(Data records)

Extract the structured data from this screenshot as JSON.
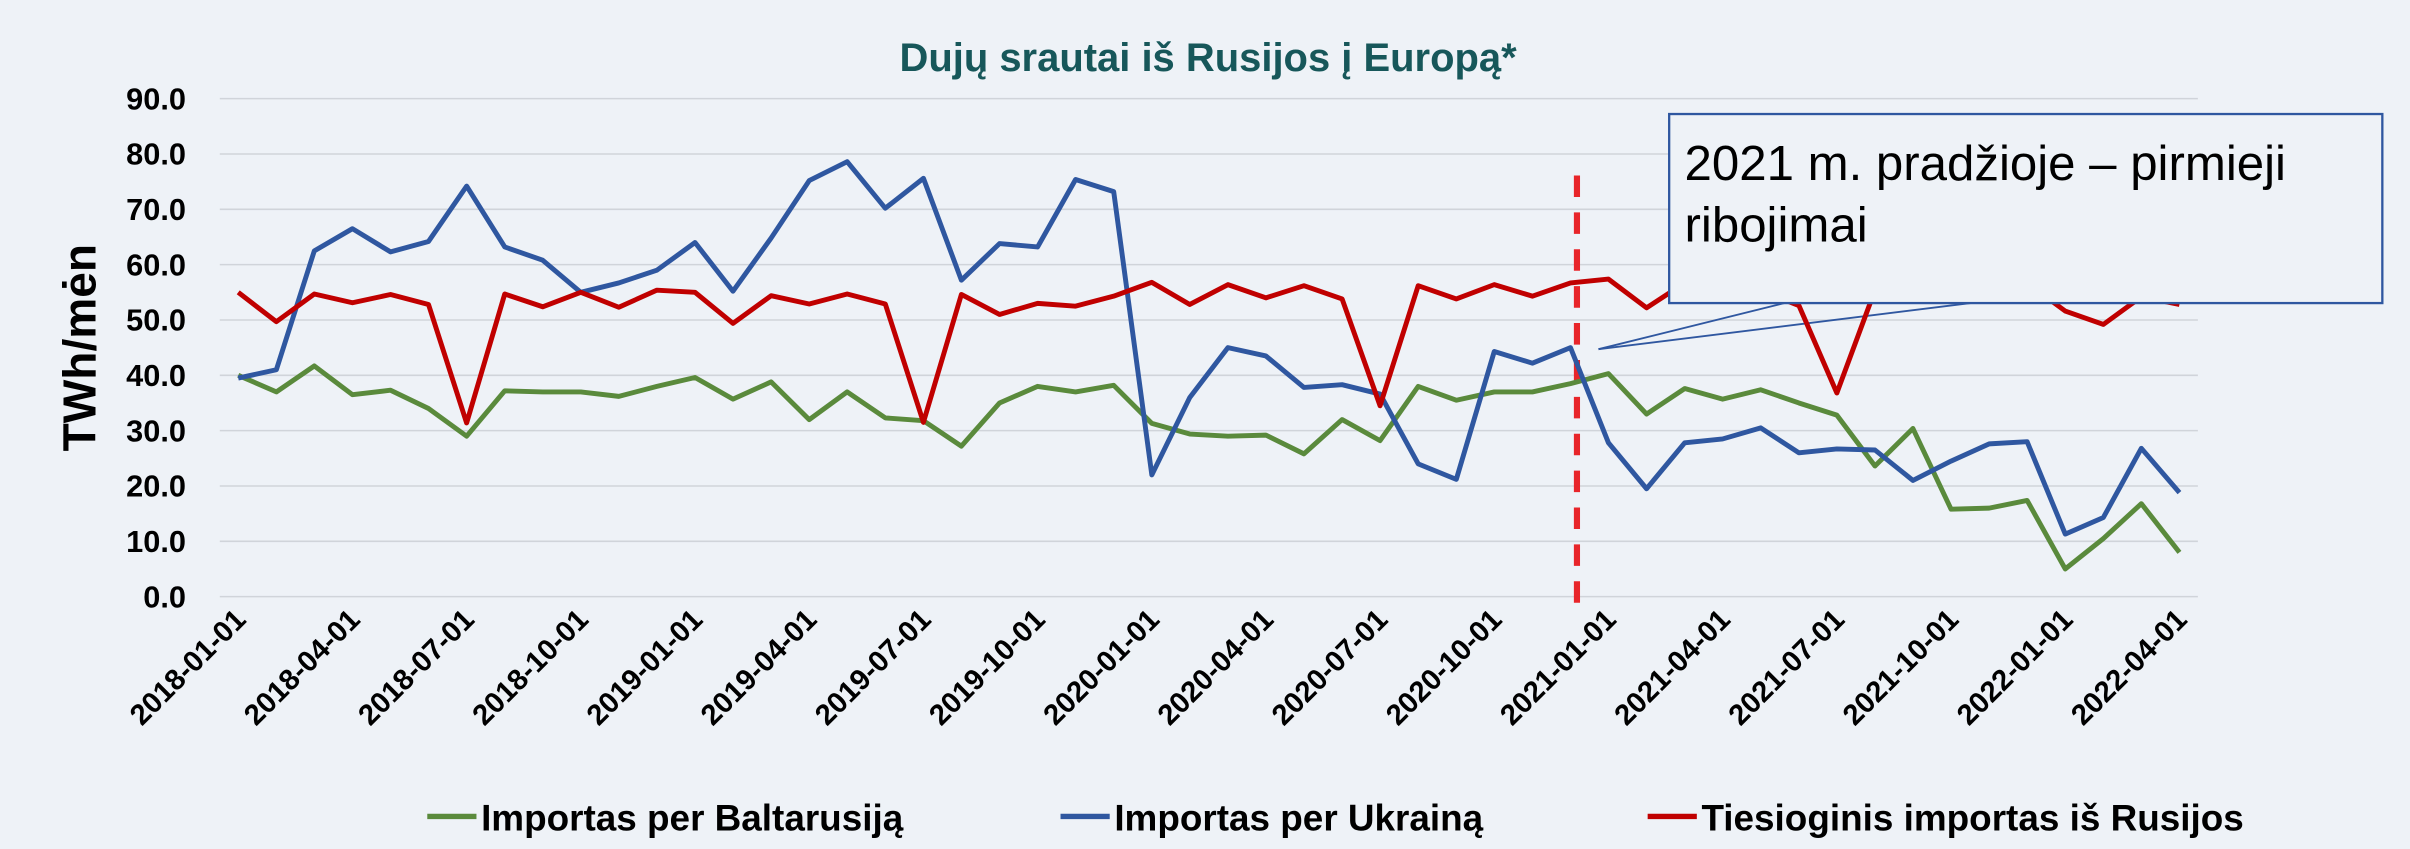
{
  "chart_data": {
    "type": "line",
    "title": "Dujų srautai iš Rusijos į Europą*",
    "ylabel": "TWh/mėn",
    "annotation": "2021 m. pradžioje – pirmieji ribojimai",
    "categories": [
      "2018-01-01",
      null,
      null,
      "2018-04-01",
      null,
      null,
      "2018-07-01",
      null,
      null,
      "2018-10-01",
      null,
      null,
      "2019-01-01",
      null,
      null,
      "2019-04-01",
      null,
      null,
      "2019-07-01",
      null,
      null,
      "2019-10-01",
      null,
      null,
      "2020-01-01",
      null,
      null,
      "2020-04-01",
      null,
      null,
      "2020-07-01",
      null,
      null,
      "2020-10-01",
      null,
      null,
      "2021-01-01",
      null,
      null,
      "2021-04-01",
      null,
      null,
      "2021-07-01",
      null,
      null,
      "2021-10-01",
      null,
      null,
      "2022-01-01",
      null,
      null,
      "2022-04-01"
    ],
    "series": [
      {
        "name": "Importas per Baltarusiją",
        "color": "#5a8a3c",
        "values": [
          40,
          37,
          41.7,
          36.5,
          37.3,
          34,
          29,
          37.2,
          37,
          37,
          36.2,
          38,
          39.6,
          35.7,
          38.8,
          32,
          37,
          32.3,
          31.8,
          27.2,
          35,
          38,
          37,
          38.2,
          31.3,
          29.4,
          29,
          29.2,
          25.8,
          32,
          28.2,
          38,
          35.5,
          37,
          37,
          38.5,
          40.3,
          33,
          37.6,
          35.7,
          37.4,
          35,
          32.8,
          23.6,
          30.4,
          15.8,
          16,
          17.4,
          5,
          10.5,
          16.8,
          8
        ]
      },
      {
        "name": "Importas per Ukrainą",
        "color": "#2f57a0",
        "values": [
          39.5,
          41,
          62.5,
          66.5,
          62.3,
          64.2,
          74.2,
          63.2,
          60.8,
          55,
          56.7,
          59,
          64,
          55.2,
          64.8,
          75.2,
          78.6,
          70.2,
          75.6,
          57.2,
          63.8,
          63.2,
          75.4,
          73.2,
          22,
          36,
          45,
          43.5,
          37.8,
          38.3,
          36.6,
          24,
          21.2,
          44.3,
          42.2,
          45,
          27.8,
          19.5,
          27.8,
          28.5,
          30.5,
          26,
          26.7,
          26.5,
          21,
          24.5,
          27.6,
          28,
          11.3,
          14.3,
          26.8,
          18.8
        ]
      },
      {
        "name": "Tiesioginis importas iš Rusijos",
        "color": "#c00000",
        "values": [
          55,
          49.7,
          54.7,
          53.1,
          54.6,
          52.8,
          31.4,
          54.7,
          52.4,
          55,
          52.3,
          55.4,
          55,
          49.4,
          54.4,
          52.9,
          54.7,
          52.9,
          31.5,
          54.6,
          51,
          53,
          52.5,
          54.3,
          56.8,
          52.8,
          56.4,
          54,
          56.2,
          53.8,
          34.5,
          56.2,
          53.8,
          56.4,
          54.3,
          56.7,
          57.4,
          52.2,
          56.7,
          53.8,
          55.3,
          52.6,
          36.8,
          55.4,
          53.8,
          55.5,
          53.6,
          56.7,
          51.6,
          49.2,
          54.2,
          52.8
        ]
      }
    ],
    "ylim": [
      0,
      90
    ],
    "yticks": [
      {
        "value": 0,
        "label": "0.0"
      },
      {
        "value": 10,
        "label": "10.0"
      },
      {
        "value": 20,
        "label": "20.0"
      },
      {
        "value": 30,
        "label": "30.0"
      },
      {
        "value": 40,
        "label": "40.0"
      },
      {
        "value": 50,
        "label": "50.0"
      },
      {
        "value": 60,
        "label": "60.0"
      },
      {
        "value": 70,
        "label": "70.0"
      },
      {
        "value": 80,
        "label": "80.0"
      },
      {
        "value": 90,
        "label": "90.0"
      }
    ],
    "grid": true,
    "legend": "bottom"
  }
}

§ **Problem description**
Restate the records above in full, word for word. Keep pictures out.

§ **Answer in full**
Extract the structured data from this screenshot as JSON.
{
  "chart_data": {
    "type": "line",
    "title": "Dujų srautai iš Rusijos į Europą*",
    "ylabel": "TWh/mėn",
    "annotation": "2021 m. pradžioje – pirmieji ribojimai",
    "categories": [
      "2018-01-01",
      null,
      null,
      "2018-04-01",
      null,
      null,
      "2018-07-01",
      null,
      null,
      "2018-10-01",
      null,
      null,
      "2019-01-01",
      null,
      null,
      "2019-04-01",
      null,
      null,
      "2019-07-01",
      null,
      null,
      "2019-10-01",
      null,
      null,
      "2020-01-01",
      null,
      null,
      "2020-04-01",
      null,
      null,
      "2020-07-01",
      null,
      null,
      "2020-10-01",
      null,
      null,
      "2021-01-01",
      null,
      null,
      "2021-04-01",
      null,
      null,
      "2021-07-01",
      null,
      null,
      "2021-10-01",
      null,
      null,
      "2022-01-01",
      null,
      null,
      "2022-04-01"
    ],
    "series": [
      {
        "name": "Importas per Baltarusiją",
        "color": "#5a8a3c",
        "values": [
          40,
          37,
          41.7,
          36.5,
          37.3,
          34,
          29,
          37.2,
          37,
          37,
          36.2,
          38,
          39.6,
          35.7,
          38.8,
          32,
          37,
          32.3,
          31.8,
          27.2,
          35,
          38,
          37,
          38.2,
          31.3,
          29.4,
          29,
          29.2,
          25.8,
          32,
          28.2,
          38,
          35.5,
          37,
          37,
          38.5,
          40.3,
          33,
          37.6,
          35.7,
          37.4,
          35,
          32.8,
          23.6,
          30.4,
          15.8,
          16,
          17.4,
          5,
          10.5,
          16.8,
          8
        ]
      },
      {
        "name": "Importas per Ukrainą",
        "color": "#2f57a0",
        "values": [
          39.5,
          41,
          62.5,
          66.5,
          62.3,
          64.2,
          74.2,
          63.2,
          60.8,
          55,
          56.7,
          59,
          64,
          55.2,
          64.8,
          75.2,
          78.6,
          70.2,
          75.6,
          57.2,
          63.8,
          63.2,
          75.4,
          73.2,
          22,
          36,
          45,
          43.5,
          37.8,
          38.3,
          36.6,
          24,
          21.2,
          44.3,
          42.2,
          45,
          27.8,
          19.5,
          27.8,
          28.5,
          30.5,
          26,
          26.7,
          26.5,
          21,
          24.5,
          27.6,
          28,
          11.3,
          14.3,
          26.8,
          18.8
        ]
      },
      {
        "name": "Tiesioginis importas iš Rusijos",
        "color": "#c00000",
        "values": [
          55,
          49.7,
          54.7,
          53.1,
          54.6,
          52.8,
          31.4,
          54.7,
          52.4,
          55,
          52.3,
          55.4,
          55,
          49.4,
          54.4,
          52.9,
          54.7,
          52.9,
          31.5,
          54.6,
          51,
          53,
          52.5,
          54.3,
          56.8,
          52.8,
          56.4,
          54,
          56.2,
          53.8,
          34.5,
          56.2,
          53.8,
          56.4,
          54.3,
          56.7,
          57.4,
          52.2,
          56.7,
          53.8,
          55.3,
          52.6,
          36.8,
          55.4,
          53.8,
          55.5,
          53.6,
          56.7,
          51.6,
          49.2,
          54.2,
          52.8
        ]
      }
    ],
    "ylim": [
      0,
      90
    ],
    "yticks": [
      {
        "value": 0,
        "label": "0.0"
      },
      {
        "value": 10,
        "label": "10.0"
      },
      {
        "value": 20,
        "label": "20.0"
      },
      {
        "value": 30,
        "label": "30.0"
      },
      {
        "value": 40,
        "label": "40.0"
      },
      {
        "value": 50,
        "label": "50.0"
      },
      {
        "value": 60,
        "label": "60.0"
      },
      {
        "value": 70,
        "label": "70.0"
      },
      {
        "value": 80,
        "label": "80.0"
      },
      {
        "value": 90,
        "label": "90.0"
      }
    ],
    "grid": true,
    "legend": "bottom"
  }
}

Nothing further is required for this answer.